# Start of Records provided
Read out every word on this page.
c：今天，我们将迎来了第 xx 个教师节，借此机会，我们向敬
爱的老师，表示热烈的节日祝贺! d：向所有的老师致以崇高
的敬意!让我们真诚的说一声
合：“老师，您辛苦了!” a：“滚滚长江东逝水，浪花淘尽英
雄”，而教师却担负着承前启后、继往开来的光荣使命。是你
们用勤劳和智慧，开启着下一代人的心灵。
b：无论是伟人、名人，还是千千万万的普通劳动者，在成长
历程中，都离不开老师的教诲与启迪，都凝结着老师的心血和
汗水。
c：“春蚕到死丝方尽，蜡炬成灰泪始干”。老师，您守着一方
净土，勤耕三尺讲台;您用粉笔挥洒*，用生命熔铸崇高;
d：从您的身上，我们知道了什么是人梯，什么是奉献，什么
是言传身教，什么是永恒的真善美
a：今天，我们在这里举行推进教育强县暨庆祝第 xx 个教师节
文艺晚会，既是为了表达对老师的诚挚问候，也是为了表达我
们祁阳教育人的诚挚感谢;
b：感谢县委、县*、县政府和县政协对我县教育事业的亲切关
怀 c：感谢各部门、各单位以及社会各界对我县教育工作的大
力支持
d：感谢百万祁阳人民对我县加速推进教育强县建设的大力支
# End of Records provided
## Task instructions
Nothing should be left out: repeat all of the data exactly.

## The output
Read out every word on this page.
c：今天，我们将迎来了第 xx 个教师节，借此机会，我们向敬
爱的老师，表示热烈的节日祝贺! d：向所有的老师致以崇高
的敬意!让我们真诚的说一声
合：“老师，您辛苦了!” a：“滚滚长江东逝水，浪花淘尽英
雄”，而教师却担负着承前启后、继往开来的光荣使命。是你
们用勤劳和智慧，开启着下一代人的心灵。
b：无论是伟人、名人，还是千千万万的普通劳动者，在成长
历程中，都离不开老师的教诲与启迪，都凝结着老师的心血和
汗水。
c：“春蚕到死丝方尽，蜡炬成灰泪始干”。老师，您守着一方
净土，勤耕三尺讲台;您用粉笔挥洒*，用生命熔铸崇高;
d：从您的身上，我们知道了什么是人梯，什么是奉献，什么
是言传身教，什么是永恒的真善美
a：今天，我们在这里举行推进教育强县暨庆祝第 xx 个教师节
文艺晚会，既是为了表达对老师的诚挚问候，也是为了表达我
们祁阳教育人的诚挚感谢;
b：感谢县委、县*、县政府和县政协对我县教育事业的亲切关
怀 c：感谢各部门、各单位以及社会各界对我县教育工作的大
力支持
d：感谢百万祁阳人民对我县加速推进教育强县建设的大力支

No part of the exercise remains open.